What you have to do
Reproduce all of the material word for word.

━━━ Raw data ━━━

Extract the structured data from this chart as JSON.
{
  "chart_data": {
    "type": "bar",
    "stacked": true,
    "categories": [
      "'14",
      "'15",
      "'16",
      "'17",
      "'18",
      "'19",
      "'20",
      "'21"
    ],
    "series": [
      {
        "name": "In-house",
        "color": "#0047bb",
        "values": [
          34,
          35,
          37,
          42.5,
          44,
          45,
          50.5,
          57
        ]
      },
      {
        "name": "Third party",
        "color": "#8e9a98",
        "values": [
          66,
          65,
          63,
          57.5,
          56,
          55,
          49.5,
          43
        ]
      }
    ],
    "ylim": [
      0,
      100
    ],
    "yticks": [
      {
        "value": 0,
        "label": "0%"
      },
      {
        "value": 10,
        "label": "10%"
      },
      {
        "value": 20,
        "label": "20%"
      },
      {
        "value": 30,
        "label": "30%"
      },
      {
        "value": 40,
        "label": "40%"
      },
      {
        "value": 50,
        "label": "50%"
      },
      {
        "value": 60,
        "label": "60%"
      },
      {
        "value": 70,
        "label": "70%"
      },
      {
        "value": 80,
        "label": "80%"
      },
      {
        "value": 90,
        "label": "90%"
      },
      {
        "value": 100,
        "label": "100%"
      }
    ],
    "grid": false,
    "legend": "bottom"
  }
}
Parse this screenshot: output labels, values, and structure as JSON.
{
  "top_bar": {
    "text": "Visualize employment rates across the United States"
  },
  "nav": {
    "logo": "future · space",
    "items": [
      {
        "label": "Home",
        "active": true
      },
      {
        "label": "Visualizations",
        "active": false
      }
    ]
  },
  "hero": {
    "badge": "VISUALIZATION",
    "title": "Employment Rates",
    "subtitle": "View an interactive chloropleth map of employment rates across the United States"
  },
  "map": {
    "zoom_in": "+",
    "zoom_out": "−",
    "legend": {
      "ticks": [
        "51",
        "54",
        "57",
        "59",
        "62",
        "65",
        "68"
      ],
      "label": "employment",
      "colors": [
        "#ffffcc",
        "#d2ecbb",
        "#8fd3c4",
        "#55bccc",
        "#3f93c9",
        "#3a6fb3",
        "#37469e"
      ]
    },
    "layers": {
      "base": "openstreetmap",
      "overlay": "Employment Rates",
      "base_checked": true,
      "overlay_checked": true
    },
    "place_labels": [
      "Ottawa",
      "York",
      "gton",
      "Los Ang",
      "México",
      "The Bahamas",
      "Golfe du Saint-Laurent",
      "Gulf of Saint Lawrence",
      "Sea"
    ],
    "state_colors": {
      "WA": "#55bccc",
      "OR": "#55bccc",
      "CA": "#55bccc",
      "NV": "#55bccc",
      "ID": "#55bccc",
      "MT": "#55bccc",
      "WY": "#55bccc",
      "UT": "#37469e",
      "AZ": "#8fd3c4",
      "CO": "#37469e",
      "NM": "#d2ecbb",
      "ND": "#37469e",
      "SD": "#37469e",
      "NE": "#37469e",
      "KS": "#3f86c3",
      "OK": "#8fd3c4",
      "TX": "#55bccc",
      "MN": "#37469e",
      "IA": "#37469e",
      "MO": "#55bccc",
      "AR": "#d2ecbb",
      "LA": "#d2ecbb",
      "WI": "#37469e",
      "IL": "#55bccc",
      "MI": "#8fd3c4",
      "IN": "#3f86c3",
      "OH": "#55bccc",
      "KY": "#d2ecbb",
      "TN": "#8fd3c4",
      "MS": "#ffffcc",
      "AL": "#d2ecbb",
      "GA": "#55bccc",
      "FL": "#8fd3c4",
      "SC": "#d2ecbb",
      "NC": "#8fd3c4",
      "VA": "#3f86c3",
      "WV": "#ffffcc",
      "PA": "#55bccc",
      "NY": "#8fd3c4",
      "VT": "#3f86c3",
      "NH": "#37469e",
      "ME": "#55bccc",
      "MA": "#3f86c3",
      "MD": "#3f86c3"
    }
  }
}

━━━

Full answer
Extract the structured data from this chart as JSON.
{
  "chart_data": {
    "type": "bar",
    "stacked": true,
    "categories": [
      "'14",
      "'15",
      "'16",
      "'17",
      "'18",
      "'19",
      "'20",
      "'21"
    ],
    "series": [
      {
        "name": "In-house",
        "color": "#0047bb",
        "values": [
          34,
          35,
          37,
          42.5,
          44,
          45,
          50.5,
          57
        ]
      },
      {
        "name": "Third party",
        "color": "#8e9a98",
        "values": [
          66,
          65,
          63,
          57.5,
          56,
          55,
          49.5,
          43
        ]
      }
    ],
    "ylim": [
      0,
      100
    ],
    "yticks": [
      {
        "value": 0,
        "label": "0%"
      },
      {
        "value": 10,
        "label": "10%"
      },
      {
        "value": 20,
        "label": "20%"
      },
      {
        "value": 30,
        "label": "30%"
      },
      {
        "value": 40,
        "label": "40%"
      },
      {
        "value": 50,
        "label": "50%"
      },
      {
        "value": 60,
        "label": "60%"
      },
      {
        "value": 70,
        "label": "70%"
      },
      {
        "value": 80,
        "label": "80%"
      },
      {
        "value": 90,
        "label": "90%"
      },
      {
        "value": 100,
        "label": "100%"
      }
    ],
    "grid": false,
    "legend": "bottom"
  }
}
Parse this screenshot: output labels, values, and structure as JSON.
{
  "top_bar": {
    "text": "Visualize employment rates across the United States"
  },
  "nav": {
    "logo": "future · space",
    "items": [
      {
        "label": "Home",
        "active": true
      },
      {
        "label": "Visualizations",
        "active": false
      }
    ]
  },
  "hero": {
    "badge": "VISUALIZATION",
    "title": "Employment Rates",
    "subtitle": "View an interactive chloropleth map of employment rates across the United States"
  },
  "map": {
    "zoom_in": "+",
    "zoom_out": "−",
    "legend": {
      "ticks": [
        "51",
        "54",
        "57",
        "59",
        "62",
        "65",
        "68"
      ],
      "label": "employment",
      "colors": [
        "#ffffcc",
        "#d2ecbb",
        "#8fd3c4",
        "#55bccc",
        "#3f93c9",
        "#3a6fb3",
        "#37469e"
      ]
    },
    "layers": {
      "base": "openstreetmap",
      "overlay": "Employment Rates",
      "base_checked": true,
      "overlay_checked": true
    },
    "place_labels": [
      "Ottawa",
      "York",
      "gton",
      "Los Ang",
      "México",
      "The Bahamas",
      "Golfe du Saint-Laurent",
      "Gulf of Saint Lawrence",
      "Sea"
    ],
    "state_colors": {
      "WA": "#55bccc",
      "OR": "#55bccc",
      "CA": "#55bccc",
      "NV": "#55bccc",
      "ID": "#55bccc",
      "MT": "#55bccc",
      "WY": "#55bccc",
      "UT": "#37469e",
      "AZ": "#8fd3c4",
      "CO": "#37469e",
      "NM": "#d2ecbb",
      "ND": "#37469e",
      "SD": "#37469e",
      "NE": "#37469e",
      "KS": "#3f86c3",
      "OK": "#8fd3c4",
      "TX": "#55bccc",
      "MN": "#37469e",
      "IA": "#37469e",
      "MO": "#55bccc",
      "AR": "#d2ecbb",
      "LA": "#d2ecbb",
      "WI": "#37469e",
      "IL": "#55bccc",
      "MI": "#8fd3c4",
      "IN": "#3f86c3",
      "OH": "#55bccc",
      "KY": "#d2ecbb",
      "TN": "#8fd3c4",
      "MS": "#ffffcc",
      "AL": "#d2ecbb",
      "GA": "#55bccc",
      "FL": "#8fd3c4",
      "SC": "#d2ecbb",
      "NC": "#8fd3c4",
      "VA": "#3f86c3",
      "WV": "#ffffcc",
      "PA": "#55bccc",
      "NY": "#8fd3c4",
      "VT": "#3f86c3",
      "NH": "#37469e",
      "ME": "#55bccc",
      "MA": "#3f86c3",
      "MD": "#3f86c3"
    }
  }
}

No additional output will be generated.